Exact copies are required of the lines from the line containing "What does this" through the final line of the listing, both included, and of no other lines.

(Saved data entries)
━━━━━━━━
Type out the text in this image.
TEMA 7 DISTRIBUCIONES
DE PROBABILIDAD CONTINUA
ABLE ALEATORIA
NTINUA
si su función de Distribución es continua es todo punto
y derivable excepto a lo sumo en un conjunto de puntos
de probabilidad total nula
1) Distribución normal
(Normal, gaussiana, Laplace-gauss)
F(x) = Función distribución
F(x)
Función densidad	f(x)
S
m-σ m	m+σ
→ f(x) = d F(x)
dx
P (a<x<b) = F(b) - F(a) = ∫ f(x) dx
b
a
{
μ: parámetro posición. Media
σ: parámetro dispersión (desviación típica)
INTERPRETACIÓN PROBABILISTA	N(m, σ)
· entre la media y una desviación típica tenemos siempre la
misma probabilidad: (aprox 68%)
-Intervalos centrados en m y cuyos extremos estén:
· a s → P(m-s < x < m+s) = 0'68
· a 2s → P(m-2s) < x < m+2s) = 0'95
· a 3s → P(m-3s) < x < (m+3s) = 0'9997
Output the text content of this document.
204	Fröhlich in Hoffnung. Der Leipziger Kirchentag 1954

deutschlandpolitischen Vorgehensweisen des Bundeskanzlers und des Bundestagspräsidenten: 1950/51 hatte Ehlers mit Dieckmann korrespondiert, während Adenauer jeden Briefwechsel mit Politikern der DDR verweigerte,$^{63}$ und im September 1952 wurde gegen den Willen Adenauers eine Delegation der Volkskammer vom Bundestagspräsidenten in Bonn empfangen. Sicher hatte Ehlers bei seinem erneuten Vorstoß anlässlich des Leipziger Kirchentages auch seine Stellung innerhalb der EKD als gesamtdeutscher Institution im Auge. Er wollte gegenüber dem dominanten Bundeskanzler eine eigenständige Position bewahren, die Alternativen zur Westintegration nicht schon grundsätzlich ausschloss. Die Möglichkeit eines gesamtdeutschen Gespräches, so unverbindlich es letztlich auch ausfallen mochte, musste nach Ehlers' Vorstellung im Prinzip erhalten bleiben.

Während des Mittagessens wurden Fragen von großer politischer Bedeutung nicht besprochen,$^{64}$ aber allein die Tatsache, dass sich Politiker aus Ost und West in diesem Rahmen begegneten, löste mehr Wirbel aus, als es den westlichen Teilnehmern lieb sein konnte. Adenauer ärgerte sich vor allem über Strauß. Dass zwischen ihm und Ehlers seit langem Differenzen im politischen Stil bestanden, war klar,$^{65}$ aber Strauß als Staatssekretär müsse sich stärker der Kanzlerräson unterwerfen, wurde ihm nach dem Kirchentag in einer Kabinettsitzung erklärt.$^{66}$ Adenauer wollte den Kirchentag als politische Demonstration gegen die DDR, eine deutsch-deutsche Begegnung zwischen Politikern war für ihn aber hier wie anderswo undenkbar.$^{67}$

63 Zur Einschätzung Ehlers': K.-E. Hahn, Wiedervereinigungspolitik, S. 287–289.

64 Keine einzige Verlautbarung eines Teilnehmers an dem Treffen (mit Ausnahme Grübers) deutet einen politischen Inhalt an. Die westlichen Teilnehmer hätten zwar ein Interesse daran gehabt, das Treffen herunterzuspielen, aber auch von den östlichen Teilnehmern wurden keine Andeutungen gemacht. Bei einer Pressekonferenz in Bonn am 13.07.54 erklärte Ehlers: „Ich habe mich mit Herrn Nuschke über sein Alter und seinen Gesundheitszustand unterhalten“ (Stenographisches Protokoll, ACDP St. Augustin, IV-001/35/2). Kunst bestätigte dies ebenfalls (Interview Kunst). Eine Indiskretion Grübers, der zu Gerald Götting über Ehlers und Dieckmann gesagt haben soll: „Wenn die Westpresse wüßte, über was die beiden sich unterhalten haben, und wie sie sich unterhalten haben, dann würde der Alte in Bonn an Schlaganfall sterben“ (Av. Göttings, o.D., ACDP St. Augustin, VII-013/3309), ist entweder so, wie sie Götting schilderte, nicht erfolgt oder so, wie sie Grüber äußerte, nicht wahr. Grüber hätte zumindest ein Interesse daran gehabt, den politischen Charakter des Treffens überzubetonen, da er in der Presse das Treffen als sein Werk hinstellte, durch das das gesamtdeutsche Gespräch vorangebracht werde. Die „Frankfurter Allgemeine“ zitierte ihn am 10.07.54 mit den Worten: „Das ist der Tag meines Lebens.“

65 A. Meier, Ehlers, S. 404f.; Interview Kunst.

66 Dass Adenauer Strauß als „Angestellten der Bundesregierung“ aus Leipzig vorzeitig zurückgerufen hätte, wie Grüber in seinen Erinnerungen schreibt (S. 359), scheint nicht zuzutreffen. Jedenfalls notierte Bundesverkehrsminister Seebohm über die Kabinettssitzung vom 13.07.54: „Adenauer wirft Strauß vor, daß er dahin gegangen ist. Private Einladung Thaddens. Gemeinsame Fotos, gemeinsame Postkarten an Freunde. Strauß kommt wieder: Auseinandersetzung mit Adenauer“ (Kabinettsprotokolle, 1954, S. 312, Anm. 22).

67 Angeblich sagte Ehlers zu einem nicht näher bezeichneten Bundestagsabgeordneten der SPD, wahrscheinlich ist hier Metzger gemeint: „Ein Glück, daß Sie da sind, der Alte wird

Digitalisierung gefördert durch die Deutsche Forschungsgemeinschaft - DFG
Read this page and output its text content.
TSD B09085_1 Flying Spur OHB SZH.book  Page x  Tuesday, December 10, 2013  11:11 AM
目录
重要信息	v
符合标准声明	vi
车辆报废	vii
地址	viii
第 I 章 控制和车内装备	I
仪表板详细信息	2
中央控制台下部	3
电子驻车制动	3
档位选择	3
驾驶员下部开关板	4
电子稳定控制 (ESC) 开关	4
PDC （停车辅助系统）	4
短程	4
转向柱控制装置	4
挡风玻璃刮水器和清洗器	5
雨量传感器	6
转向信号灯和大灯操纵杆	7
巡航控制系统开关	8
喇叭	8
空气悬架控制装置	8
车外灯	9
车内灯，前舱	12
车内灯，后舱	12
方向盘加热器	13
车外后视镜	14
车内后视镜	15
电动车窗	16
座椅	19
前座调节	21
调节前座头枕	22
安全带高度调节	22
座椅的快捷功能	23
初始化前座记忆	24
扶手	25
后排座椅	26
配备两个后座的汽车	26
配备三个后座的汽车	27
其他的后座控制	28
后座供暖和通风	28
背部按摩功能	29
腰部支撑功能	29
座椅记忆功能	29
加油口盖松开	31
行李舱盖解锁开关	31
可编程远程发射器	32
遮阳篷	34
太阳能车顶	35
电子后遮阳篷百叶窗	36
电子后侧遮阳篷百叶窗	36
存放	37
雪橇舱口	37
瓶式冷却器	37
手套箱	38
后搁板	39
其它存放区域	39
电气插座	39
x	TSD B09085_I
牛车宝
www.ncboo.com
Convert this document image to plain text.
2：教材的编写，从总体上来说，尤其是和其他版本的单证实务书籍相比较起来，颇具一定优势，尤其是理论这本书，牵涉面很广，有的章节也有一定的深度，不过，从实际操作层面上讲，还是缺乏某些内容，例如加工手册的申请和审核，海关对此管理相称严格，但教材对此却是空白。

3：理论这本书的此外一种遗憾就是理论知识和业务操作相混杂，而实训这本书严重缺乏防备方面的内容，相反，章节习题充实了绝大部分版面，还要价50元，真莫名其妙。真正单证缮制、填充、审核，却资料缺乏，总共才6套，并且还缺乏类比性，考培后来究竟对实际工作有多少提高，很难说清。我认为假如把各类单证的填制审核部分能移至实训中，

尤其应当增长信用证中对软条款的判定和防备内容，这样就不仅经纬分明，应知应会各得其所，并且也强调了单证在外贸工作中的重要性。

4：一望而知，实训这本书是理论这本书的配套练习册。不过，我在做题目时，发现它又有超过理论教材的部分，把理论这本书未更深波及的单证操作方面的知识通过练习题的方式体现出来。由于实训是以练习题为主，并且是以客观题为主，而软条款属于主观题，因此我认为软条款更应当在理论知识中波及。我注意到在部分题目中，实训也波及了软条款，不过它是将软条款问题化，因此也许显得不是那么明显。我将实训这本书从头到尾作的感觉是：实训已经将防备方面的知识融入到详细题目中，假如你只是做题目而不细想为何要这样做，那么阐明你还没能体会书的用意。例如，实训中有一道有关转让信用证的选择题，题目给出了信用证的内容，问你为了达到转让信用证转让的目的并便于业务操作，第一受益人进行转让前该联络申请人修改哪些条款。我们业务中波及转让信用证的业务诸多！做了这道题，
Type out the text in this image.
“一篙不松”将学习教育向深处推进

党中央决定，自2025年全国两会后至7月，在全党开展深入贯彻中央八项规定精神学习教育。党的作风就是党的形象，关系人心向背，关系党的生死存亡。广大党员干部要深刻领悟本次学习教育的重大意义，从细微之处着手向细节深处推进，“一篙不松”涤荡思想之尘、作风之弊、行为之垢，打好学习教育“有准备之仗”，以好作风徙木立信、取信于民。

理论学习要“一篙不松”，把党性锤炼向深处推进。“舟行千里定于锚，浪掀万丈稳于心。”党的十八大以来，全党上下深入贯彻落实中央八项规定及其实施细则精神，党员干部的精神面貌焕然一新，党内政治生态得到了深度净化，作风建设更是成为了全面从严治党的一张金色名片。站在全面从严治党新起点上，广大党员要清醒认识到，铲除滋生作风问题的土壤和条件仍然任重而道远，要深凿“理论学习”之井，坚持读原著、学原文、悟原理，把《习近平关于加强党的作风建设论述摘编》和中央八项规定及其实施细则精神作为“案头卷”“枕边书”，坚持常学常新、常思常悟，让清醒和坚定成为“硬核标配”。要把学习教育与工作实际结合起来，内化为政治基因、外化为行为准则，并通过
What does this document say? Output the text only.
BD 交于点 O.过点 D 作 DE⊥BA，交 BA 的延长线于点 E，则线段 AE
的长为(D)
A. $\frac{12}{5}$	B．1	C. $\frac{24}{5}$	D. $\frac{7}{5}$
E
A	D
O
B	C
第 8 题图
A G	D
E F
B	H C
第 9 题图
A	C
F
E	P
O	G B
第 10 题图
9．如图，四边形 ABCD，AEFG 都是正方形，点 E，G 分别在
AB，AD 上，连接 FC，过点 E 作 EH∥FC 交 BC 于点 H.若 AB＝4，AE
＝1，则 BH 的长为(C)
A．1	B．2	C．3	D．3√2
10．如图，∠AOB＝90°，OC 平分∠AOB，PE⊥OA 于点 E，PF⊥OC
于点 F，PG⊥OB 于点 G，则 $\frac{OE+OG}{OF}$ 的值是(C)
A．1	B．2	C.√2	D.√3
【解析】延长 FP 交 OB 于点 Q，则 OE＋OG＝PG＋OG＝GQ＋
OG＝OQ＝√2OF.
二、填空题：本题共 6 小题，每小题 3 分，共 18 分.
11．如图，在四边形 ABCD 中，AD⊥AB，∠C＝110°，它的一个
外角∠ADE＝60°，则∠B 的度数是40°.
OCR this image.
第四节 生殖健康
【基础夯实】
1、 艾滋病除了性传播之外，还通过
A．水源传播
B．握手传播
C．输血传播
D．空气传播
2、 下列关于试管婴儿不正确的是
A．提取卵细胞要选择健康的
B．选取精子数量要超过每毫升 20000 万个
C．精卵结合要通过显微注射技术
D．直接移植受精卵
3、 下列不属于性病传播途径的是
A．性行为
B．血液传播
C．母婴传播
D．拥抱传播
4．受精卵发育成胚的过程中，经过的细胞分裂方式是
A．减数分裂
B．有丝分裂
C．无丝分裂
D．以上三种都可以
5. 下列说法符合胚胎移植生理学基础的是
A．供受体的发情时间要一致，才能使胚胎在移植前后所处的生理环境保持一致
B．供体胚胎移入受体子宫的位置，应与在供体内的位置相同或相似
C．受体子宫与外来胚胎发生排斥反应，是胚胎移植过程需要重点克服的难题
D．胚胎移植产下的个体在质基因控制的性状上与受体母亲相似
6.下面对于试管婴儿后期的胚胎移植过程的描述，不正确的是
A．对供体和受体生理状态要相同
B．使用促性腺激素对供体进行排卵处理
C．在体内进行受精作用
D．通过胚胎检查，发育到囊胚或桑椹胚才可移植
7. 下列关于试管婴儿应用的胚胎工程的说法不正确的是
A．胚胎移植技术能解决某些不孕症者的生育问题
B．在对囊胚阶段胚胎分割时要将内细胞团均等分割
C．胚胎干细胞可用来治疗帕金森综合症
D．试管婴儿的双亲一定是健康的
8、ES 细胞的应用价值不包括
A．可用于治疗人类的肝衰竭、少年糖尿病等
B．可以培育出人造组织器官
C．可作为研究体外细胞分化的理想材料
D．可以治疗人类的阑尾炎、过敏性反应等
━━━━━━━━
Exercise output:
What does this document say? Output the text only.
BD 交于点 O.过点 D 作 DE⊥BA，交 BA 的延长线于点 E，则线段 AE
的长为(D)
A. $\frac{12}{5}$	B．1	C. $\frac{24}{5}$	D. $\frac{7}{5}$
E
A	D
O
B	C
第 8 题图
A G	D
E F
B	H C
第 9 题图
A	C
F
E	P
O	G B
第 10 题图
9．如图，四边形 ABCD，AEFG 都是正方形，点 E，G 分别在
AB，AD 上，连接 FC，过点 E 作 EH∥FC 交 BC 于点 H.若 AB＝4，AE
＝1，则 BH 的长为(C)
A．1	B．2	C．3	D．3√2
10．如图，∠AOB＝90°，OC 平分∠AOB，PE⊥OA 于点 E，PF⊥OC
于点 F，PG⊥OB 于点 G，则 $\frac{OE+OG}{OF}$ 的值是(C)
A．1	B．2	C.√2	D.√3
【解析】延长 FP 交 OB 于点 Q，则 OE＋OG＝PG＋OG＝GQ＋
OG＝OQ＝√2OF.
二、填空题：本题共 6 小题，每小题 3 分，共 18 分.
11．如图，在四边形 ABCD 中，AD⊥AB，∠C＝110°，它的一个
外角∠ADE＝60°，则∠B 的度数是40°.
OCR this image.
第四节 生殖健康
【基础夯实】
1、 艾滋病除了性传播之外，还通过
A．水源传播
B．握手传播
C．输血传播
D．空气传播
2、 下列关于试管婴儿不正确的是
A．提取卵细胞要选择健康的
B．选取精子数量要超过每毫升 20000 万个
C．精卵结合要通过显微注射技术
D．直接移植受精卵
3、 下列不属于性病传播途径的是
A．性行为
B．血液传播
C．母婴传播
D．拥抱传播
4．受精卵发育成胚的过程中，经过的细胞分裂方式是
A．减数分裂
B．有丝分裂
C．无丝分裂
D．以上三种都可以
5. 下列说法符合胚胎移植生理学基础的是
A．供受体的发情时间要一致，才能使胚胎在移植前后所处的生理环境保持一致
B．供体胚胎移入受体子宫的位置，应与在供体内的位置相同或相似
C．受体子宫与外来胚胎发生排斥反应，是胚胎移植过程需要重点克服的难题
D．胚胎移植产下的个体在质基因控制的性状上与受体母亲相似
6.下面对于试管婴儿后期的胚胎移植过程的描述，不正确的是
A．对供体和受体生理状态要相同
B．使用促性腺激素对供体进行排卵处理
C．在体内进行受精作用
D．通过胚胎检查，发育到囊胚或桑椹胚才可移植
7. 下列关于试管婴儿应用的胚胎工程的说法不正确的是
A．胚胎移植技术能解决某些不孕症者的生育问题
B．在对囊胚阶段胚胎分割时要将内细胞团均等分割
C．胚胎干细胞可用来治疗帕金森综合症
D．试管婴儿的双亲一定是健康的
8、ES 细胞的应用价值不包括
A．可用于治疗人类的肝衰竭、少年糖尿病等
B．可以培育出人造组织器官
C．可作为研究体外细胞分化的理想材料
D．可以治疗人类的阑尾炎、过敏性反应等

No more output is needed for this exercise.